[Extrait]
+++

Armement : l’Allemagne brise le tabou de l’export (Les Échos, 03/12/2012)

Les autorisations d’exportation d’armes allemandes explosent. L’Arabie saoudite pourrait acquérir quelques centaines de blindés Boxer. Le golfe persique s’impose comme un débouché majeur pour le secteur allemand de l’armement. Selon « Der Spiegel », l’Allemagne est en négociation avec l’Arabie saoudite pour la vente de quelques centaines de blindés de type Boxer. Selon le magazine, le conseil de sécurité, qui s’est réuni lundi dernier autour de plusieurs ministres et de la chancelière Angela Merkel, n’a pas encore donné son feu vert à cette commande potentielle de plusieurs milliards d’euros.
Ces négociations interviennent un an après l’autorisation donnée à l’industriel allemand Krauss-Maffei Wegmann de vendre 270 chars de combat Leopard 2 à l’Arabie saoudite. La décision du gouvernement en faveur de ces exportations avait entraîné une polémique dans un pays où les exportations d’armes sont très sensibles, politiquement.

+++

[Extraits du listing]

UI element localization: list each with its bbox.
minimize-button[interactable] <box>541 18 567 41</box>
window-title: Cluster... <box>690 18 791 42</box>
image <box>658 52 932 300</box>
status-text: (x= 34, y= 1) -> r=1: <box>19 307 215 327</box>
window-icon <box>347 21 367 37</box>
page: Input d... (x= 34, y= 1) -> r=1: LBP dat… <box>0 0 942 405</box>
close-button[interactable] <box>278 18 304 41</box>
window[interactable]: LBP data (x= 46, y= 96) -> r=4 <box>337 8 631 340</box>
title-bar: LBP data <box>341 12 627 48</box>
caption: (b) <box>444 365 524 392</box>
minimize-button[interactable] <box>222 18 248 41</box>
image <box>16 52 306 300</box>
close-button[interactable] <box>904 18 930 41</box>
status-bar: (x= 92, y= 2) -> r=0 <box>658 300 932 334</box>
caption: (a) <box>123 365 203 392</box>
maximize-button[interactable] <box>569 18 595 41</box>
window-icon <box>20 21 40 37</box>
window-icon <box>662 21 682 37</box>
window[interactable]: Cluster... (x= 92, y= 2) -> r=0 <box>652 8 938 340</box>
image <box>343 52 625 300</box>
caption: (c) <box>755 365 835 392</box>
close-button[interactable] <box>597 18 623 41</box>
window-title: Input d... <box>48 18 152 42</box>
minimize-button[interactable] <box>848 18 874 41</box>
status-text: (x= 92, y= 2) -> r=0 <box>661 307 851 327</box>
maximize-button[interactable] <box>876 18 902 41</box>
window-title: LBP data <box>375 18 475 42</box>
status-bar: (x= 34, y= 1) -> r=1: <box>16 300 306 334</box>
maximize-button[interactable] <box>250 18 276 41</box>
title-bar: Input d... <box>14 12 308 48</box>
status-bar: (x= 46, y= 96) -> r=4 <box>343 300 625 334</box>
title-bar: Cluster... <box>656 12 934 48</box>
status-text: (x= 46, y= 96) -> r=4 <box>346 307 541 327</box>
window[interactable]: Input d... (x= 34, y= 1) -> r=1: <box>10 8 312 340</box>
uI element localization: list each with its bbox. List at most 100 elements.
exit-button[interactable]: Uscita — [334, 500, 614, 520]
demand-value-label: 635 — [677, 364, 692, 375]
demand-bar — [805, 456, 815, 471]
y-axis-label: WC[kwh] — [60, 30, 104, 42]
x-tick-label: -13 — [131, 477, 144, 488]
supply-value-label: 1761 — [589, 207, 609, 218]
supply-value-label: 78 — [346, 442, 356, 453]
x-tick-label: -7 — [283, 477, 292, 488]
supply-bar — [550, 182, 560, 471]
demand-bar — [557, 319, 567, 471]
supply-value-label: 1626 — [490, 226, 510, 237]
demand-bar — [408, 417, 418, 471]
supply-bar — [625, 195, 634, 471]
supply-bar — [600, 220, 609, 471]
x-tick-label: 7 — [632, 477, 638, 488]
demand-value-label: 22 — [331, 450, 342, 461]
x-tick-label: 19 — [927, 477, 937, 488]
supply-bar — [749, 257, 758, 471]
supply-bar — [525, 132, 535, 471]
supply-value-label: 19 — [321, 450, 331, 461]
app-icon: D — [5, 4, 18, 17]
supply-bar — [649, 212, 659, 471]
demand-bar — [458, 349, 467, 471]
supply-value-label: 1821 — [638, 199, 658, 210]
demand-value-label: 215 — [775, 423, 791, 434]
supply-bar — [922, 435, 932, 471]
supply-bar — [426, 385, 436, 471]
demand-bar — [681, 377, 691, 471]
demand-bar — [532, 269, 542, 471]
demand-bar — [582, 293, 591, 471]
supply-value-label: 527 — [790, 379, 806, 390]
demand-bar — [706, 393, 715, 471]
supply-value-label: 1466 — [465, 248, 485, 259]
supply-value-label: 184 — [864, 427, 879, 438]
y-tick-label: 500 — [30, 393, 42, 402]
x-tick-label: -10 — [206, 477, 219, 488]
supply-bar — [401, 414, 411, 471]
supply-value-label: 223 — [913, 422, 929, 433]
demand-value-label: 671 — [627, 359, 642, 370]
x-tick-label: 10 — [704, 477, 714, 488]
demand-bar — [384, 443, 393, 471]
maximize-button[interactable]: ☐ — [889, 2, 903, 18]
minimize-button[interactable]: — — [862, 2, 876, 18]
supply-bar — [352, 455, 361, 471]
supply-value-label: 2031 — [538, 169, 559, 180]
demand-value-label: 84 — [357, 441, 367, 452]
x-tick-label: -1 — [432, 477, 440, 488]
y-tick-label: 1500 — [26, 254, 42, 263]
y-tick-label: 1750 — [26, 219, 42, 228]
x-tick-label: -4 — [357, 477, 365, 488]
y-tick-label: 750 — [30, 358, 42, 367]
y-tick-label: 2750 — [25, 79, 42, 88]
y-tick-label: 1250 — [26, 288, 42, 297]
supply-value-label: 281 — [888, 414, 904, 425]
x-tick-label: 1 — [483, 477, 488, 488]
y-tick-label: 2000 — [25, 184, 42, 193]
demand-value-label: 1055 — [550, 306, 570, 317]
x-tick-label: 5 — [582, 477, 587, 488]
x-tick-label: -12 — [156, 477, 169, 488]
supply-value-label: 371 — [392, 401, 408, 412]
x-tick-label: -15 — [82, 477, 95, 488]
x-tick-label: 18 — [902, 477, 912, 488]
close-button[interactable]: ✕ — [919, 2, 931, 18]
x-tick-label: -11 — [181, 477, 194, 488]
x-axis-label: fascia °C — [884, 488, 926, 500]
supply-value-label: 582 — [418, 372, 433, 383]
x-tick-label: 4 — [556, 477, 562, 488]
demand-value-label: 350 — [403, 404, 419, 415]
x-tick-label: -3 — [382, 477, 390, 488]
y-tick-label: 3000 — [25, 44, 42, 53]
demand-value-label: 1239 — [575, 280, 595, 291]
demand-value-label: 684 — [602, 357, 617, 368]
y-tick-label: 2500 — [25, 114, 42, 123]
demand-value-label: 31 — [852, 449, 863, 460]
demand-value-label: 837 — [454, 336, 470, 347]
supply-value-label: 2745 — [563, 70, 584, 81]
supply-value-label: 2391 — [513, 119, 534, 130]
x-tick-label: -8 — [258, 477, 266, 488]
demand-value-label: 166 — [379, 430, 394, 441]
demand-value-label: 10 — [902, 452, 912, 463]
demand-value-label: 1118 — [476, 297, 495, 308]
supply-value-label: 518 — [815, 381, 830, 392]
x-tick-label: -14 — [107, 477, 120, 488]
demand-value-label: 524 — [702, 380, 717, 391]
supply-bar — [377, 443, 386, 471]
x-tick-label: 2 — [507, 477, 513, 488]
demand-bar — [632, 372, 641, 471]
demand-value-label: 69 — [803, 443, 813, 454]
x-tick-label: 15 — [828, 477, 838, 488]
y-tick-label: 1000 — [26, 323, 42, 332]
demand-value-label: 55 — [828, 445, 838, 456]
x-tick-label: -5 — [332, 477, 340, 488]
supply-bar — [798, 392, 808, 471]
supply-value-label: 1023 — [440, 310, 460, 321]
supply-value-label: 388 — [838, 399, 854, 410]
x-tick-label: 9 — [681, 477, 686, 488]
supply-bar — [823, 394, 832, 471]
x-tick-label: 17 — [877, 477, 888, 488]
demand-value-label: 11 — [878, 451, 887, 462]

+++

[Travail demandé]
[a] Relevez dans l'article sur les exportations d'armes allemandes tous les noms propres de médias, d'entreprises et de personnes.
[b] Poursuivez l'article sur les exportations d'armes allemandes après sa dernière phrase.

[Corrigé de l'exercice]
[a] Les Échos, Der Spiegel, Angela Merkel, Krauss-Maffei Wegmann

[b]
Elles sont pourtant florissantes. Selon le dernier rapport du ministère de l’Industrie sur les exportations d’armes, celles-ci ont atteint en 2011 un montant de 1,29 milliard d’euros, ce qui représente une baisse de plus de 800 millions par rapport à 2010, mais un triplement par rapport à 2002. Signe de l’ambition de l’Allemagne, les autorisations d’exportation, différentes des ventes, ont bondi de 13 % en 2011, à 5,4 milliards d’euros.
Interventionnisme
Selon le Sipri, un institut suédois qui effectue chaque année un classement des ventes d’armes et de services militaires, l’Allemagne serait le troisième fournisseur au monde sur la période 2007-2011, avec une part de marché de 9 %, derrière les Etats-Unis (30 %) et la Russie (24 %), et devant la France (8 %). Mais, dans un classement publié en août par le Congrès américain, l’Allemagne figure en quatrième position, avec un volume d’affaires de 9,3 milliards de dollars entre 2008 et 2011, soit la moitié de la France, qui est troisième.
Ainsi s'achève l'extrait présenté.